Omit all pictures, then retype the data exactly as given.

########

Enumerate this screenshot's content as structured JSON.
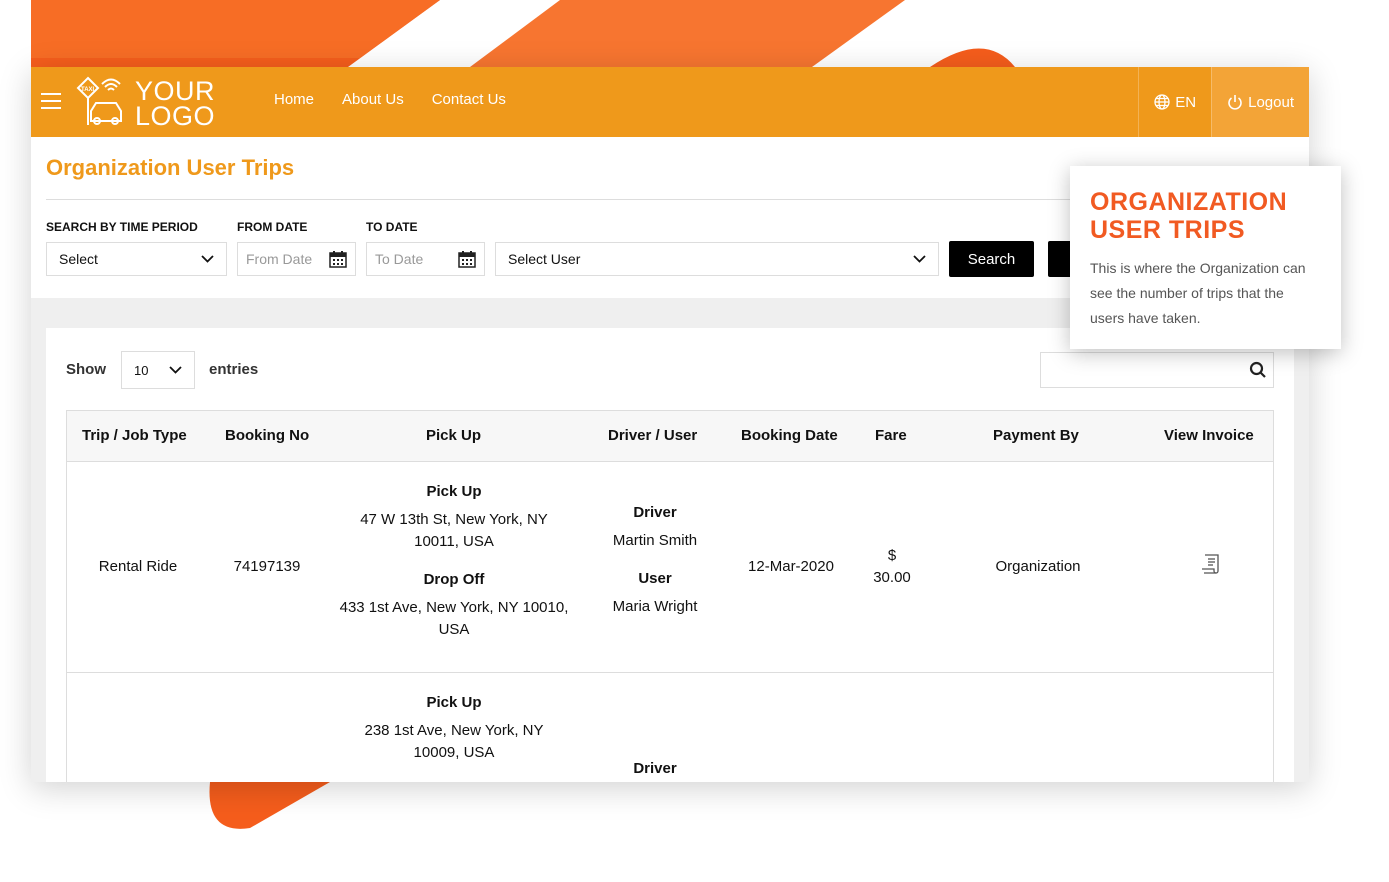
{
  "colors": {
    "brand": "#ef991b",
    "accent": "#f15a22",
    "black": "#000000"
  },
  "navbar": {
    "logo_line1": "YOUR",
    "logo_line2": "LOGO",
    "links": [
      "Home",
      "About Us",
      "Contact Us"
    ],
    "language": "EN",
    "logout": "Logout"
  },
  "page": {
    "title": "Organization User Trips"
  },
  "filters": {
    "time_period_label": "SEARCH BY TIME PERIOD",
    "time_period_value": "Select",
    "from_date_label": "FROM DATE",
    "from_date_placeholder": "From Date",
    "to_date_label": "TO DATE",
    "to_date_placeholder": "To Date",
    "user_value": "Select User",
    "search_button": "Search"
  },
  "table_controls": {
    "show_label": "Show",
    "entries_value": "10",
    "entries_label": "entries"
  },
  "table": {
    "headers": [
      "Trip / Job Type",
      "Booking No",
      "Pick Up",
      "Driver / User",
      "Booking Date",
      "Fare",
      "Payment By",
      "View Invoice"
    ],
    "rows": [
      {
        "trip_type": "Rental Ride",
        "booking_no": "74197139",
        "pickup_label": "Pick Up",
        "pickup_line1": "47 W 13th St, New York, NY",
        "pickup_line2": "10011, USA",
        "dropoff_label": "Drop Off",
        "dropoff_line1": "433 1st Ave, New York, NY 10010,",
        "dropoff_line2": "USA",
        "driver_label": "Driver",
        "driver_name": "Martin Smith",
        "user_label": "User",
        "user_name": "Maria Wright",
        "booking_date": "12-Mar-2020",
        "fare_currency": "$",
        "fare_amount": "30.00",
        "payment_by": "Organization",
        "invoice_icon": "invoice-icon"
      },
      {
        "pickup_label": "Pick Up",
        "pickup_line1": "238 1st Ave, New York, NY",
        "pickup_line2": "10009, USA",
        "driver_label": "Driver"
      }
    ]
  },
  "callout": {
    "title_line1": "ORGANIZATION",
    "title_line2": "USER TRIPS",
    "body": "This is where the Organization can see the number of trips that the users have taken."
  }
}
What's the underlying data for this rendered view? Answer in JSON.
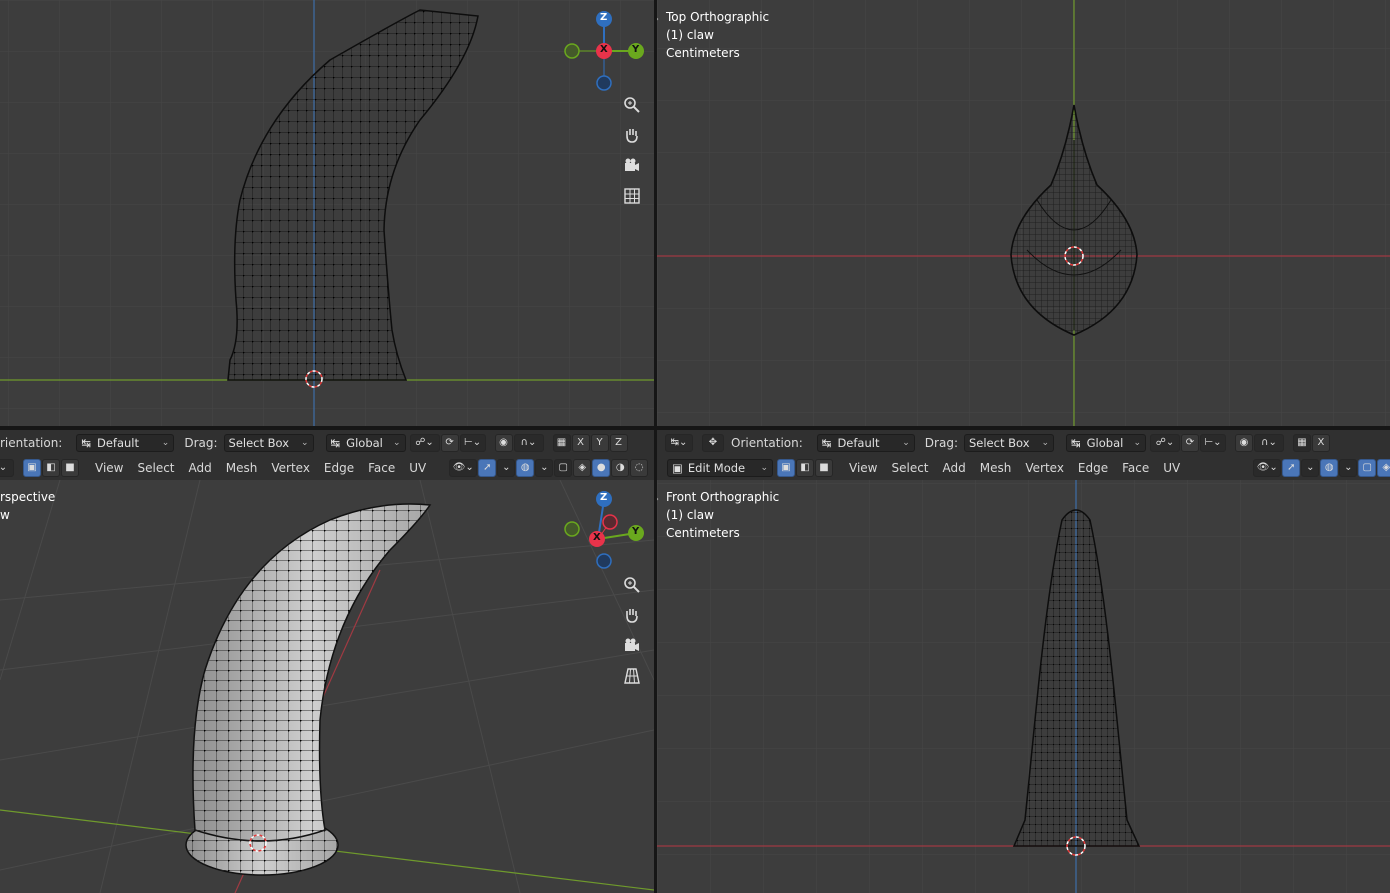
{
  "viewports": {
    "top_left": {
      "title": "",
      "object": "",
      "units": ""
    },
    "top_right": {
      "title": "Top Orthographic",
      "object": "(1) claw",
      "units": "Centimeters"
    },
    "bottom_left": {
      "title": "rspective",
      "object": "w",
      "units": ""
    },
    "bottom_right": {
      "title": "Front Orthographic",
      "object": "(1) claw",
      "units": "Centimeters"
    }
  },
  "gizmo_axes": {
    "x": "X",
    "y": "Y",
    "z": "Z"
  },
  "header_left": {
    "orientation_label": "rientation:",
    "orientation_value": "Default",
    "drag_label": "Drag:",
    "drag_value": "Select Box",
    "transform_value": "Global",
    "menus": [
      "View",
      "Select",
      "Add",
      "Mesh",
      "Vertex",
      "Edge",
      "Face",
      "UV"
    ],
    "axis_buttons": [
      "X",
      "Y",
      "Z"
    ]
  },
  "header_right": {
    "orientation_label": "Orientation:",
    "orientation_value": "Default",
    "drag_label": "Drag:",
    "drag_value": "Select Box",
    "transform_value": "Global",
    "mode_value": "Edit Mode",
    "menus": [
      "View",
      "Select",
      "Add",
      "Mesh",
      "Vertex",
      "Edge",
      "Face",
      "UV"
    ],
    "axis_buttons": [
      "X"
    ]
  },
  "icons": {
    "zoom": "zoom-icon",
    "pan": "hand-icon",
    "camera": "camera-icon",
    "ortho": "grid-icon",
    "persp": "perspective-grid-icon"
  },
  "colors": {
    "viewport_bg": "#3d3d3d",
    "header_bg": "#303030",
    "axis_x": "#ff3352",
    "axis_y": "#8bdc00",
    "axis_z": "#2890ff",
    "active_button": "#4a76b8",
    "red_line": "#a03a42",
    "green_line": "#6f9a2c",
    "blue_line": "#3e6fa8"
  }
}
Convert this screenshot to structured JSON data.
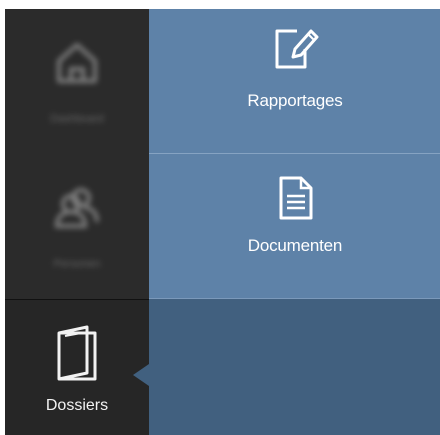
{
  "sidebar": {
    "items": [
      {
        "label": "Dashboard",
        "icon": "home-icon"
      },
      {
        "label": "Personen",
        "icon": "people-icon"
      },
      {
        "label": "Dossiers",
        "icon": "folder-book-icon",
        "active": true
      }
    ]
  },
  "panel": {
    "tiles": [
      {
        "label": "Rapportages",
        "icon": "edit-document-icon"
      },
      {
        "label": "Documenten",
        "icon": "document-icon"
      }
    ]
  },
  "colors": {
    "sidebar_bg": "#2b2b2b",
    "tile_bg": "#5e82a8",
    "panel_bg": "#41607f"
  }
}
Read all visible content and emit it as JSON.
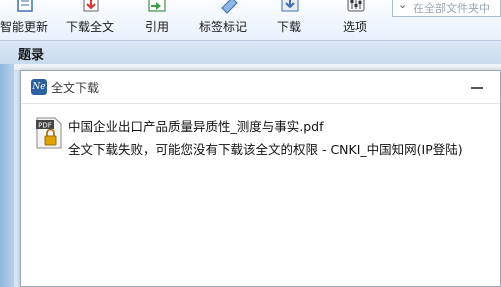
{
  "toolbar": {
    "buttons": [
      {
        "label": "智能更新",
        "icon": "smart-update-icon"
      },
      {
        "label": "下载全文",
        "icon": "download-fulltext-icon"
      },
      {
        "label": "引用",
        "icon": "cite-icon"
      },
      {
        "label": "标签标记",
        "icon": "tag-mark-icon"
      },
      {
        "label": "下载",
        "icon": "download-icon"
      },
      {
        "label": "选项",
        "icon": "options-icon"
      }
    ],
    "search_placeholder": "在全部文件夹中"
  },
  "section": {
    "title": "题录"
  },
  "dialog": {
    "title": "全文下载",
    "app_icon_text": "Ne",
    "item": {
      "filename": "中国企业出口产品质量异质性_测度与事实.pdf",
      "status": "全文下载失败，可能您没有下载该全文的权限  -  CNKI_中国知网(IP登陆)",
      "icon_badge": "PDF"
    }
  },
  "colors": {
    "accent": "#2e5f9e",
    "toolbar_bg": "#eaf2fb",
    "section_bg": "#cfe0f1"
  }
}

########

# Task response
Enumerate this screenshot's content as structured JSON.
{
  "colors": {
    "brand": "#ef991b",
    "accent": "#f15a22",
    "black": "#000000"
  },
  "navbar": {
    "logo_line1": "YOUR",
    "logo_line2": "LOGO",
    "links": [
      "Home",
      "About Us",
      "Contact Us"
    ],
    "language": "EN",
    "logout": "Logout"
  },
  "page": {
    "title": "Organization User Trips"
  },
  "filters": {
    "time_period_label": "SEARCH BY TIME PERIOD",
    "time_period_value": "Select",
    "from_date_label": "FROM DATE",
    "from_date_placeholder": "From Date",
    "to_date_label": "TO DATE",
    "to_date_placeholder": "To Date",
    "user_value": "Select User",
    "search_button": "Search"
  },
  "table_controls": {
    "show_label": "Show",
    "entries_value": "10",
    "entries_label": "entries"
  },
  "table": {
    "headers": [
      "Trip / Job Type",
      "Booking No",
      "Pick Up",
      "Driver / User",
      "Booking Date",
      "Fare",
      "Payment By",
      "View Invoice"
    ],
    "rows": [
      {
        "trip_type": "Rental Ride",
        "booking_no": "74197139",
        "pickup_label": "Pick Up",
        "pickup_line1": "47 W 13th St, New York, NY",
        "pickup_line2": "10011, USA",
        "dropoff_label": "Drop Off",
        "dropoff_line1": "433 1st Ave, New York, NY 10010,",
        "dropoff_line2": "USA",
        "driver_label": "Driver",
        "driver_name": "Martin Smith",
        "user_label": "User",
        "user_name": "Maria Wright",
        "booking_date": "12-Mar-2020",
        "fare_currency": "$",
        "fare_amount": "30.00",
        "payment_by": "Organization",
        "invoice_icon": "invoice-icon"
      },
      {
        "pickup_label": "Pick Up",
        "pickup_line1": "238 1st Ave, New York, NY",
        "pickup_line2": "10009, USA",
        "driver_label": "Driver"
      }
    ]
  },
  "callout": {
    "title_line1": "ORGANIZATION",
    "title_line2": "USER TRIPS",
    "body": "This is where the Organization can see the number of trips that the users have taken."
  }
}
What's the underlying data for this rendered view? Answer in JSON.
{
  "viewports": {
    "top_left": {
      "title": "",
      "object": "",
      "units": ""
    },
    "top_right": {
      "title": "Top Orthographic",
      "object": "(1) claw",
      "units": "Centimeters"
    },
    "bottom_left": {
      "title": "rspective",
      "object": "w",
      "units": ""
    },
    "bottom_right": {
      "title": "Front Orthographic",
      "object": "(1) claw",
      "units": "Centimeters"
    }
  },
  "gizmo_axes": {
    "x": "X",
    "y": "Y",
    "z": "Z"
  },
  "header_left": {
    "orientation_label": "rientation:",
    "orientation_value": "Default",
    "drag_label": "Drag:",
    "drag_value": "Select Box",
    "transform_value": "Global",
    "menus": [
      "View",
      "Select",
      "Add",
      "Mesh",
      "Vertex",
      "Edge",
      "Face",
      "UV"
    ],
    "axis_buttons": [
      "X",
      "Y",
      "Z"
    ]
  },
  "header_right": {
    "orientation_label": "Orientation:",
    "orientation_value": "Default",
    "drag_label": "Drag:",
    "drag_value": "Select Box",
    "transform_value": "Global",
    "mode_value": "Edit Mode",
    "menus": [
      "View",
      "Select",
      "Add",
      "Mesh",
      "Vertex",
      "Edge",
      "Face",
      "UV"
    ],
    "axis_buttons": [
      "X"
    ]
  },
  "icons": {
    "zoom": "zoom-icon",
    "pan": "hand-icon",
    "camera": "camera-icon",
    "ortho": "grid-icon",
    "persp": "perspective-grid-icon"
  },
  "colors": {
    "viewport_bg": "#3d3d3d",
    "header_bg": "#303030",
    "axis_x": "#ff3352",
    "axis_y": "#8bdc00",
    "axis_z": "#2890ff",
    "active_button": "#4a76b8",
    "red_line": "#a03a42",
    "green_line": "#6f9a2c",
    "blue_line": "#3e6fa8"
  }
}
Convert this screenshot to structured JSON data.
{
  "sidebar": {
    "items": [
      {
        "label": "Dashboard",
        "icon": "home-icon"
      },
      {
        "label": "Personen",
        "icon": "people-icon"
      },
      {
        "label": "Dossiers",
        "icon": "folder-book-icon",
        "active": true
      }
    ]
  },
  "panel": {
    "tiles": [
      {
        "label": "Rapportages",
        "icon": "edit-document-icon"
      },
      {
        "label": "Documenten",
        "icon": "document-icon"
      }
    ]
  },
  "colors": {
    "sidebar_bg": "#2b2b2b",
    "tile_bg": "#5e82a8",
    "panel_bg": "#41607f"
  }
}
Read all visible content and emit it as JSON.
{
  "toolbar": {
    "buttons": [
      {
        "label": "智能更新",
        "icon": "smart-update-icon"
      },
      {
        "label": "下载全文",
        "icon": "download-fulltext-icon"
      },
      {
        "label": "引用",
        "icon": "cite-icon"
      },
      {
        "label": "标签标记",
        "icon": "tag-mark-icon"
      },
      {
        "label": "下载",
        "icon": "download-icon"
      },
      {
        "label": "选项",
        "icon": "options-icon"
      }
    ],
    "search_placeholder": "在全部文件夹中"
  },
  "section": {
    "title": "题录"
  },
  "dialog": {
    "title": "全文下载",
    "app_icon_text": "Ne",
    "item": {
      "filename": "中国企业出口产品质量异质性_测度与事实.pdf",
      "status": "全文下载失败，可能您没有下载该全文的权限  -  CNKI_中国知网(IP登陆)",
      "icon_badge": "PDF"
    }
  },
  "colors": {
    "accent": "#2e5f9e",
    "toolbar_bg": "#eaf2fb",
    "section_bg": "#cfe0f1"
  }
}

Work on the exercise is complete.